Copy the lines below word for word, starting with the line that contains "Annotate this image: element" and continuing through the line that contains "bar-m bbox=[332, 10, 501, 319]". Leave out the pictures.

EXTRACTED DATA >>

-------------------------

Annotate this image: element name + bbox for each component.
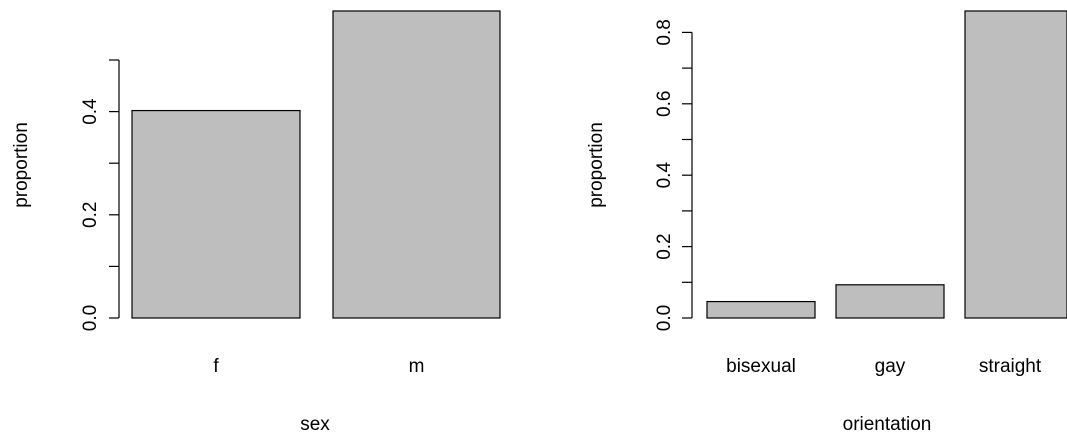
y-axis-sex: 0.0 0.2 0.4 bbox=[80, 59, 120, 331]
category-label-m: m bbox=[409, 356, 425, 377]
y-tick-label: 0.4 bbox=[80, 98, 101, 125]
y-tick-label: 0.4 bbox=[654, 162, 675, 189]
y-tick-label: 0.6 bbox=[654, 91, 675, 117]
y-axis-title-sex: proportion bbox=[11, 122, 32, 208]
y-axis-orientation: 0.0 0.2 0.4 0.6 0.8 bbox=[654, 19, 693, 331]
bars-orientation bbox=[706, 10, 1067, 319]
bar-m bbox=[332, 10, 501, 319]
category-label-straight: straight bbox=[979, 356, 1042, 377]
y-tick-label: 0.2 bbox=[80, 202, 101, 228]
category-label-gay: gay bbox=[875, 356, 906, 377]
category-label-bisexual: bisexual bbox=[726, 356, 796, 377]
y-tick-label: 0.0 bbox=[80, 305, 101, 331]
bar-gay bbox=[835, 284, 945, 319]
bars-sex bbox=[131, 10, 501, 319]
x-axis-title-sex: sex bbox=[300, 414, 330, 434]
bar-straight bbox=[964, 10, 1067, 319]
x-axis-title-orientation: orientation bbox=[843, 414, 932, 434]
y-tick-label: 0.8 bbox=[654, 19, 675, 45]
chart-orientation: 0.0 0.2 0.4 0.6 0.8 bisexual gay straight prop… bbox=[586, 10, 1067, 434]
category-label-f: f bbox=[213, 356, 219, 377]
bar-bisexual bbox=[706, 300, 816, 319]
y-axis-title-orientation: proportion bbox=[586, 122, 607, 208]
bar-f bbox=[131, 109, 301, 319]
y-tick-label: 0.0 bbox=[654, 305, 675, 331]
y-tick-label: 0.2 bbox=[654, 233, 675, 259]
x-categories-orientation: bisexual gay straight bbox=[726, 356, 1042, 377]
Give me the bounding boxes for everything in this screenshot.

-------------------------

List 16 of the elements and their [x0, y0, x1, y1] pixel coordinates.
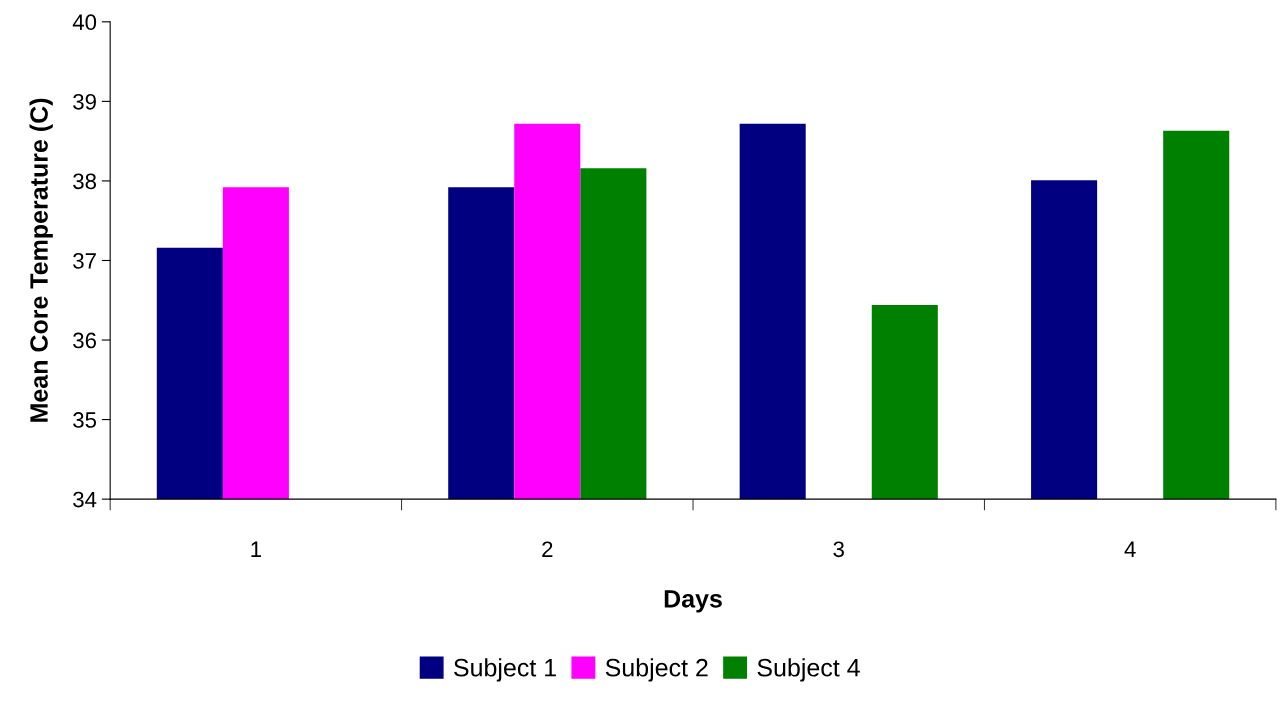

-------------------------

ANSWER >>
Annotate this image: element name + bbox for each component.
y-axis-sex: 0.0 0.2 0.4 bbox=[80, 59, 120, 331]
category-label-m: m bbox=[409, 356, 425, 377]
y-tick-label: 0.4 bbox=[80, 98, 101, 125]
y-tick-label: 0.4 bbox=[654, 162, 675, 189]
y-tick-label: 0.6 bbox=[654, 91, 675, 117]
y-axis-title-sex: proportion bbox=[11, 122, 32, 208]
y-axis-orientation: 0.0 0.2 0.4 0.6 0.8 bbox=[654, 19, 693, 331]
bars-orientation bbox=[706, 10, 1067, 319]
bar-m bbox=[332, 10, 501, 319]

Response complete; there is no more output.